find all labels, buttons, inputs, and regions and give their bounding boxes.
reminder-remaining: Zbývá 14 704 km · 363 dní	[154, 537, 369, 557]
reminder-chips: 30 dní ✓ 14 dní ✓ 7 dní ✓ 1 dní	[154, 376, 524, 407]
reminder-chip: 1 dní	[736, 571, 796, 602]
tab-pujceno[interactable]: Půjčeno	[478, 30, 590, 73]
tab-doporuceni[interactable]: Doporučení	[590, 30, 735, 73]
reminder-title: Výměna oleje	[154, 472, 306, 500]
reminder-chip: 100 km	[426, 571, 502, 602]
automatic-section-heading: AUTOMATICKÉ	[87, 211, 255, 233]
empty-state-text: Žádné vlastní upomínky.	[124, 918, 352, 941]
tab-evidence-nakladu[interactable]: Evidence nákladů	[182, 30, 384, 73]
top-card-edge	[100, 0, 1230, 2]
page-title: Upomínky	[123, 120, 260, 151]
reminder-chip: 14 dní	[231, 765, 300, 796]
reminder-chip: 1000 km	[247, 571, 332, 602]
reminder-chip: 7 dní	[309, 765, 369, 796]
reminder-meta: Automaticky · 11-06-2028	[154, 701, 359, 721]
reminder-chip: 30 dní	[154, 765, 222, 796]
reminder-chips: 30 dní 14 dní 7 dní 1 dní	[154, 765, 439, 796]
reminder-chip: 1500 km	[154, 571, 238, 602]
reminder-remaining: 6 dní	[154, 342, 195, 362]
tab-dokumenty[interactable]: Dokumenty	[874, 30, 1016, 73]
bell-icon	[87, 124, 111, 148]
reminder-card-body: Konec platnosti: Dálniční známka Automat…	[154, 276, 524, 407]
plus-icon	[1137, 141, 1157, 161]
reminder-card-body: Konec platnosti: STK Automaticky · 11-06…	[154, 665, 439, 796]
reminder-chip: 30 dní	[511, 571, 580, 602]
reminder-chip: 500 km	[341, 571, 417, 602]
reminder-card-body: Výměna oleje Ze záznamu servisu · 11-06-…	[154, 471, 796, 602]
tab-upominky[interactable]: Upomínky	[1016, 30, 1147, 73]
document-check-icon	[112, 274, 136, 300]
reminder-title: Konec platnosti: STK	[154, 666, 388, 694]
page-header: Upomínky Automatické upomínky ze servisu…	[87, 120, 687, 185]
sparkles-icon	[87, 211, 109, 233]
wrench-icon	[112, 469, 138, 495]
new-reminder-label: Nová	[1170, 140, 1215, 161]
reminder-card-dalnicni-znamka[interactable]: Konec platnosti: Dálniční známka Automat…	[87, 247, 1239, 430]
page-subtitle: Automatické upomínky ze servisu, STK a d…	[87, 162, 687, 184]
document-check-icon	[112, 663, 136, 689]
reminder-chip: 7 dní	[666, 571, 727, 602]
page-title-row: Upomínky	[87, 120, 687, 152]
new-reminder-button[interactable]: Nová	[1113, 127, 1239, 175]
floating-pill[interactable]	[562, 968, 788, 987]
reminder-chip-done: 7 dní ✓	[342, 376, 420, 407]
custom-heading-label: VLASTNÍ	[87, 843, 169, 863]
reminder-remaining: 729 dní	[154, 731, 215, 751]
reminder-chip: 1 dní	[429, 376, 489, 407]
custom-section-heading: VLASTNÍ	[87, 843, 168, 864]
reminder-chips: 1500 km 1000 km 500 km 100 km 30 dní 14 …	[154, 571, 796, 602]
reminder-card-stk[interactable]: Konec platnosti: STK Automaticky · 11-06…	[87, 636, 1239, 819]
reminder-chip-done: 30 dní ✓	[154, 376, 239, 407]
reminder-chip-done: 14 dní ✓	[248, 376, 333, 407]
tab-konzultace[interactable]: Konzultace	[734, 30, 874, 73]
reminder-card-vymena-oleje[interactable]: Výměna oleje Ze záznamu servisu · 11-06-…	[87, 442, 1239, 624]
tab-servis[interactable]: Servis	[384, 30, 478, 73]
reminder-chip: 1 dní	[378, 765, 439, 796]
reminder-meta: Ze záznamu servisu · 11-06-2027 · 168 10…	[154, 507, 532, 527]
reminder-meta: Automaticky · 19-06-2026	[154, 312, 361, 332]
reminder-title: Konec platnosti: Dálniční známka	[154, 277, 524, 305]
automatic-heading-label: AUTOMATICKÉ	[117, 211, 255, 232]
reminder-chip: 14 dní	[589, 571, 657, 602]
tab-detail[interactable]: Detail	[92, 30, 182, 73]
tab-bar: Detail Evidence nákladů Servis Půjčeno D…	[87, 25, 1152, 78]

+++++

STATED GOAL –
Repeat the records above word for word, from their first line through the line that contains "reminder-chips: 30 dní ✓".

SOLUTION TO THIS TASK –
find all labels, buttons, inputs, and regions and give their bounding boxes.
reminder-remaining: Zbývá 14 704 km · 363 dní	[154, 537, 369, 557]
reminder-chips: 30 dní ✓ 14 dní ✓ 7 dní ✓ 1 dní	[154, 376, 524, 407]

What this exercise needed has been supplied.